### INSTRUCTION
Restate the entries word for word, omitting nothing.

### RECORDED INFORMATION

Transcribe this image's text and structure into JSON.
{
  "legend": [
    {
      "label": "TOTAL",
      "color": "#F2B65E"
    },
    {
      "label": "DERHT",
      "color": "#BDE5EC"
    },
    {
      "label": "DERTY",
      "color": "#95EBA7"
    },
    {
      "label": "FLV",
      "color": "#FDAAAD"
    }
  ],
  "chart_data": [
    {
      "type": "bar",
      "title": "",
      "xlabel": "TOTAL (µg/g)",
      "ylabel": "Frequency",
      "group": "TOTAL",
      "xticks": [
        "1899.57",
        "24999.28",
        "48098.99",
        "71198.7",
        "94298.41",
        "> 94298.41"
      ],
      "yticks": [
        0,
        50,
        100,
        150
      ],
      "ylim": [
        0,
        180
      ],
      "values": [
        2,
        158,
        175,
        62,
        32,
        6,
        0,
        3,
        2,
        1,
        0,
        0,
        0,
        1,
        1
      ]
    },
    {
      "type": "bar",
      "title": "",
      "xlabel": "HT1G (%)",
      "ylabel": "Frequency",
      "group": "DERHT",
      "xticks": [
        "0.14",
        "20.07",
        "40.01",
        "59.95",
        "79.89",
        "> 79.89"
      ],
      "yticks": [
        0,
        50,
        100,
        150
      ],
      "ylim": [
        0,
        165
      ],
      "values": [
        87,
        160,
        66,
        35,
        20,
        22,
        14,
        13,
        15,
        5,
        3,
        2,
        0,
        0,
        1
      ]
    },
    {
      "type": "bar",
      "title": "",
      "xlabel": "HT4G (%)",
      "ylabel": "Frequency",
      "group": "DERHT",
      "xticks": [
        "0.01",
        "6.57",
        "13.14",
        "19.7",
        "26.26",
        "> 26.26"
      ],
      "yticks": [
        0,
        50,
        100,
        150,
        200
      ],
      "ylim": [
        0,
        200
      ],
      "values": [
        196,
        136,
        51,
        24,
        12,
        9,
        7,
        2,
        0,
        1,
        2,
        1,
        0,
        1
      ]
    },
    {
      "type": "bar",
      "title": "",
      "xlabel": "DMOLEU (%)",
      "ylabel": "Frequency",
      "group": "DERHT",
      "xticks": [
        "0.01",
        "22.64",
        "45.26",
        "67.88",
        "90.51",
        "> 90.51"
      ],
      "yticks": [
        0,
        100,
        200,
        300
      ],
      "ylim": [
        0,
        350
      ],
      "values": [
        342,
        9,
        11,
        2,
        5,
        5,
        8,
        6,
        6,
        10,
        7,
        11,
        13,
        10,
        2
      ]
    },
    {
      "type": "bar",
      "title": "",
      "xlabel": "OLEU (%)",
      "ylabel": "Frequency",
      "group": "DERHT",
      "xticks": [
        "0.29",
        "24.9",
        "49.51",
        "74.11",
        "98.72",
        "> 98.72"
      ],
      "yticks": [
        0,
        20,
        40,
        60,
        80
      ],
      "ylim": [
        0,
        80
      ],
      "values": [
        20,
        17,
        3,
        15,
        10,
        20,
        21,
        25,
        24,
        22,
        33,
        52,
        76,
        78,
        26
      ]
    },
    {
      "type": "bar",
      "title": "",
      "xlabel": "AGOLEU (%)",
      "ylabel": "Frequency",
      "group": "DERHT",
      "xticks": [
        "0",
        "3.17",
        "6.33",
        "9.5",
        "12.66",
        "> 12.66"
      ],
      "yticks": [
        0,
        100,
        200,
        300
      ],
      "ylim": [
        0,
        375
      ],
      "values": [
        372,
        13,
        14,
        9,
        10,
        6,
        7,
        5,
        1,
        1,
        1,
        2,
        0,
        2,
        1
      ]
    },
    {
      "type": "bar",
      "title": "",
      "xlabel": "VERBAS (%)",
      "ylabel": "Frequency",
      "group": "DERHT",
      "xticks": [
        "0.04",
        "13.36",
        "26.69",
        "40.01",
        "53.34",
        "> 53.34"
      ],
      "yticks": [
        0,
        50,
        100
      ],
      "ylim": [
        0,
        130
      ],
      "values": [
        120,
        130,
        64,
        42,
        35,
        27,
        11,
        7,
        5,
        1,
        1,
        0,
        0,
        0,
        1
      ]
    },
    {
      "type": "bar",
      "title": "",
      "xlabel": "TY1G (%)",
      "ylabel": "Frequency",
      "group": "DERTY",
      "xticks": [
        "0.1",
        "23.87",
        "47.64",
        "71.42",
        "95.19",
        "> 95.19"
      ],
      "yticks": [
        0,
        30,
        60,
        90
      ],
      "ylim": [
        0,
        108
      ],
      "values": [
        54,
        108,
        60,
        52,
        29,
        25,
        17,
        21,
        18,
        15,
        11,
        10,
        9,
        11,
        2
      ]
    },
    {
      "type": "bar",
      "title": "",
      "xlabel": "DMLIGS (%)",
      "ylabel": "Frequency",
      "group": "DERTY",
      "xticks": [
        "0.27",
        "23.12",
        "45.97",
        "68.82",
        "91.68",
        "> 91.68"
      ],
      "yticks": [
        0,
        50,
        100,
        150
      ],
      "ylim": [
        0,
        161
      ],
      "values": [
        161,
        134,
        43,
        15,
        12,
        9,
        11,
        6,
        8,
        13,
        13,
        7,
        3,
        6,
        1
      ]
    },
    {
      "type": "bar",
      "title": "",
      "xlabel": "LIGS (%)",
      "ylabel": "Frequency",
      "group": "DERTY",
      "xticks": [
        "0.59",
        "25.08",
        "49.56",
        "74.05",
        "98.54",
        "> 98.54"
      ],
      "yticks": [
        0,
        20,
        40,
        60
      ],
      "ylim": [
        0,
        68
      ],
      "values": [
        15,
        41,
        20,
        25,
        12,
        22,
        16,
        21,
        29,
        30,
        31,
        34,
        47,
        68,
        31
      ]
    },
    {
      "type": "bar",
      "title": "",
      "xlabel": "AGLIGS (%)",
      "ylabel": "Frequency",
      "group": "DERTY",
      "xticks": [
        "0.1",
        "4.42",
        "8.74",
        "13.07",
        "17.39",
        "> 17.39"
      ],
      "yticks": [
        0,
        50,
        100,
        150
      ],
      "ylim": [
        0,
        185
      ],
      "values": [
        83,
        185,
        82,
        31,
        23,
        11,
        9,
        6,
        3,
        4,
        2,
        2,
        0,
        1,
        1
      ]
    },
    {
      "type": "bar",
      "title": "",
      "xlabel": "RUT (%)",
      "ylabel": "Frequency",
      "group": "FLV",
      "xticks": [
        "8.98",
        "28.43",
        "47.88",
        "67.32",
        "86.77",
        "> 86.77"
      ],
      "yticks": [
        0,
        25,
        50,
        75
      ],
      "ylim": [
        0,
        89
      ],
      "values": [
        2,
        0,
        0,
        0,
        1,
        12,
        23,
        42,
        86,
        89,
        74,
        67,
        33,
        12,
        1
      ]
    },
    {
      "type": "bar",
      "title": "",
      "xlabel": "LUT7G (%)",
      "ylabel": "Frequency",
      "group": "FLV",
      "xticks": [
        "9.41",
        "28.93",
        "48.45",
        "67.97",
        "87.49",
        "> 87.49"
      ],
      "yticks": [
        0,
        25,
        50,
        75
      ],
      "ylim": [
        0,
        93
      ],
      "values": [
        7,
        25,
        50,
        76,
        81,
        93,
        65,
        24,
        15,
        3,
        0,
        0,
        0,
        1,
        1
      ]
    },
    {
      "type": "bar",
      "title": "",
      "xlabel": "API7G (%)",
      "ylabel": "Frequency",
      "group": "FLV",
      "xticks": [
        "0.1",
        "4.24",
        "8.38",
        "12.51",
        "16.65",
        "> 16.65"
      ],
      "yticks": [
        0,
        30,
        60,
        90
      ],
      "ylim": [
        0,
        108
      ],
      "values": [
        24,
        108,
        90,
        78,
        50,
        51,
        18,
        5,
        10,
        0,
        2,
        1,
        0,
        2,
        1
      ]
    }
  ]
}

### CORRECT RESPONSE
Transcribe this image's text and structure into JSON.
{
  "legend": [
    {
      "label": "TOTAL",
      "color": "#F2B65E"
    },
    {
      "label": "DERHT",
      "color": "#BDE5EC"
    },
    {
      "label": "DERTY",
      "color": "#95EBA7"
    },
    {
      "label": "FLV",
      "color": "#FDAAAD"
    }
  ],
  "chart_data": [
    {
      "type": "bar",
      "title": "",
      "xlabel": "TOTAL (µg/g)",
      "ylabel": "Frequency",
      "group": "TOTAL",
      "xticks": [
        "1899.57",
        "24999.28",
        "48098.99",
        "71198.7",
        "94298.41",
        "> 94298.41"
      ],
      "yticks": [
        0,
        50,
        100,
        150
      ],
      "ylim": [
        0,
        180
      ],
      "values": [
        2,
        158,
        175,
        62,
        32,
        6,
        0,
        3,
        2,
        1,
        0,
        0,
        0,
        1,
        1
      ]
    },
    {
      "type": "bar",
      "title": "",
      "xlabel": "HT1G (%)",
      "ylabel": "Frequency",
      "group": "DERHT",
      "xticks": [
        "0.14",
        "20.07",
        "40.01",
        "59.95",
        "79.89",
        "> 79.89"
      ],
      "yticks": [
        0,
        50,
        100,
        150
      ],
      "ylim": [
        0,
        165
      ],
      "values": [
        87,
        160,
        66,
        35,
        20,
        22,
        14,
        13,
        15,
        5,
        3,
        2,
        0,
        0,
        1
      ]
    },
    {
      "type": "bar",
      "title": "",
      "xlabel": "HT4G (%)",
      "ylabel": "Frequency",
      "group": "DERHT",
      "xticks": [
        "0.01",
        "6.57",
        "13.14",
        "19.7",
        "26.26",
        "> 26.26"
      ],
      "yticks": [
        0,
        50,
        100,
        150,
        200
      ],
      "ylim": [
        0,
        200
      ],
      "values": [
        196,
        136,
        51,
        24,
        12,
        9,
        7,
        2,
        0,
        1,
        2,
        1,
        0,
        1
      ]
    },
    {
      "type": "bar",
      "title": "",
      "xlabel": "DMOLEU (%)",
      "ylabel": "Frequency",
      "group": "DERHT",
      "xticks": [
        "0.01",
        "22.64",
        "45.26",
        "67.88",
        "90.51",
        "> 90.51"
      ],
      "yticks": [
        0,
        100,
        200,
        300
      ],
      "ylim": [
        0,
        350
      ],
      "values": [
        342,
        9,
        11,
        2,
        5,
        5,
        8,
        6,
        6,
        10,
        7,
        11,
        13,
        10,
        2
      ]
    },
    {
      "type": "bar",
      "title": "",
      "xlabel": "OLEU (%)",
      "ylabel": "Frequency",
      "group": "DERHT",
      "xticks": [
        "0.29",
        "24.9",
        "49.51",
        "74.11",
        "98.72",
        "> 98.72"
      ],
      "yticks": [
        0,
        20,
        40,
        60,
        80
      ],
      "ylim": [
        0,
        80
      ],
      "values": [
        20,
        17,
        3,
        15,
        10,
        20,
        21,
        25,
        24,
        22,
        33,
        52,
        76,
        78,
        26
      ]
    },
    {
      "type": "bar",
      "title": "",
      "xlabel": "AGOLEU (%)",
      "ylabel": "Frequency",
      "group": "DERHT",
      "xticks": [
        "0",
        "3.17",
        "6.33",
        "9.5",
        "12.66",
        "> 12.66"
      ],
      "yticks": [
        0,
        100,
        200,
        300
      ],
      "ylim": [
        0,
        375
      ],
      "values": [
        372,
        13,
        14,
        9,
        10,
        6,
        7,
        5,
        1,
        1,
        1,
        2,
        0,
        2,
        1
      ]
    },
    {
      "type": "bar",
      "title": "",
      "xlabel": "VERBAS (%)",
      "ylabel": "Frequency",
      "group": "DERHT",
      "xticks": [
        "0.04",
        "13.36",
        "26.69",
        "40.01",
        "53.34",
        "> 53.34"
      ],
      "yticks": [
        0,
        50,
        100
      ],
      "ylim": [
        0,
        130
      ],
      "values": [
        120,
        130,
        64,
        42,
        35,
        27,
        11,
        7,
        5,
        1,
        1,
        0,
        0,
        0,
        1
      ]
    },
    {
      "type": "bar",
      "title": "",
      "xlabel": "TY1G (%)",
      "ylabel": "Frequency",
      "group": "DERTY",
      "xticks": [
        "0.1",
        "23.87",
        "47.64",
        "71.42",
        "95.19",
        "> 95.19"
      ],
      "yticks": [
        0,
        30,
        60,
        90
      ],
      "ylim": [
        0,
        108
      ],
      "values": [
        54,
        108,
        60,
        52,
        29,
        25,
        17,
        21,
        18,
        15,
        11,
        10,
        9,
        11,
        2
      ]
    },
    {
      "type": "bar",
      "title": "",
      "xlabel": "DMLIGS (%)",
      "ylabel": "Frequency",
      "group": "DERTY",
      "xticks": [
        "0.27",
        "23.12",
        "45.97",
        "68.82",
        "91.68",
        "> 91.68"
      ],
      "yticks": [
        0,
        50,
        100,
        150
      ],
      "ylim": [
        0,
        161
      ],
      "values": [
        161,
        134,
        43,
        15,
        12,
        9,
        11,
        6,
        8,
        13,
        13,
        7,
        3,
        6,
        1
      ]
    },
    {
      "type": "bar",
      "title": "",
      "xlabel": "LIGS (%)",
      "ylabel": "Frequency",
      "group": "DERTY",
      "xticks": [
        "0.59",
        "25.08",
        "49.56",
        "74.05",
        "98.54",
        "> 98.54"
      ],
      "yticks": [
        0,
        20,
        40,
        60
      ],
      "ylim": [
        0,
        68
      ],
      "values": [
        15,
        41,
        20,
        25,
        12,
        22,
        16,
        21,
        29,
        30,
        31,
        34,
        47,
        68,
        31
      ]
    },
    {
      "type": "bar",
      "title": "",
      "xlabel": "AGLIGS (%)",
      "ylabel": "Frequency",
      "group": "DERTY",
      "xticks": [
        "0.1",
        "4.42",
        "8.74",
        "13.07",
        "17.39",
        "> 17.39"
      ],
      "yticks": [
        0,
        50,
        100,
        150
      ],
      "ylim": [
        0,
        185
      ],
      "values": [
        83,
        185,
        82,
        31,
        23,
        11,
        9,
        6,
        3,
        4,
        2,
        2,
        0,
        1,
        1
      ]
    },
    {
      "type": "bar",
      "title": "",
      "xlabel": "RUT (%)",
      "ylabel": "Frequency",
      "group": "FLV",
      "xticks": [
        "8.98",
        "28.43",
        "47.88",
        "67.32",
        "86.77",
        "> 86.77"
      ],
      "yticks": [
        0,
        25,
        50,
        75
      ],
      "ylim": [
        0,
        89
      ],
      "values": [
        2,
        0,
        0,
        0,
        1,
        12,
        23,
        42,
        86,
        89,
        74,
        67,
        33,
        12,
        1
      ]
    },
    {
      "type": "bar",
      "title": "",
      "xlabel": "LUT7G (%)",
      "ylabel": "Frequency",
      "group": "FLV",
      "xticks": [
        "9.41",
        "28.93",
        "48.45",
        "67.97",
        "87.49",
        "> 87.49"
      ],
      "yticks": [
        0,
        25,
        50,
        75
      ],
      "ylim": [
        0,
        93
      ],
      "values": [
        7,
        25,
        50,
        76,
        81,
        93,
        65,
        24,
        15,
        3,
        0,
        0,
        0,
        1,
        1
      ]
    },
    {
      "type": "bar",
      "title": "",
      "xlabel": "API7G (%)",
      "ylabel": "Frequency",
      "group": "FLV",
      "xticks": [
        "0.1",
        "4.24",
        "8.38",
        "12.51",
        "16.65",
        "> 16.65"
      ],
      "yticks": [
        0,
        30,
        60,
        90
      ],
      "ylim": [
        0,
        108
      ],
      "values": [
        24,
        108,
        90,
        78,
        50,
        51,
        18,
        5,
        10,
        0,
        2,
        1,
        0,
        2,
        1
      ]
    }
  ]
}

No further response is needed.